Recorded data
---------------
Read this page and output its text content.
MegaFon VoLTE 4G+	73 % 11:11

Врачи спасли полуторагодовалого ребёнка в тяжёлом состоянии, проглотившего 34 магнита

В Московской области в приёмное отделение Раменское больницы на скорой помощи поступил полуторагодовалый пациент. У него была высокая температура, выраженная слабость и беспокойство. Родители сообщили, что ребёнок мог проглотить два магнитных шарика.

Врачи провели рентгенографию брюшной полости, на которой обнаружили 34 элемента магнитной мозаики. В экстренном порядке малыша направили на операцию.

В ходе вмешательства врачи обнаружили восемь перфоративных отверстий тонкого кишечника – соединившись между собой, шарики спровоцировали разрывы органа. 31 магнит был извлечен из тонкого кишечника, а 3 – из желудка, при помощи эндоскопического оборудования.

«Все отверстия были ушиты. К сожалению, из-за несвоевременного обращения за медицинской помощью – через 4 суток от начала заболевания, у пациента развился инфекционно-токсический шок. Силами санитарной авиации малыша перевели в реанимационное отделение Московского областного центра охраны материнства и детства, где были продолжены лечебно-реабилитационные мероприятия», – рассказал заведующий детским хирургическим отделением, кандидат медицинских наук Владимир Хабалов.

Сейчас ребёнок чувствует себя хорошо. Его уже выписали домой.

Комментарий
---------------
Filter for "ребёнок". Return all lines that hold it.

В Московской области в приёмное отделение Раменское больницы на скорой помощи поступил полуторагодовалый пациент. У него была высокая температура, выраженная слабость и беспокойство. Родители сообщили, что ребёнок мог проглотить два магнитных шарика.
Сейчас ребёнок чувствует себя хорошо. Его уже выписали домой.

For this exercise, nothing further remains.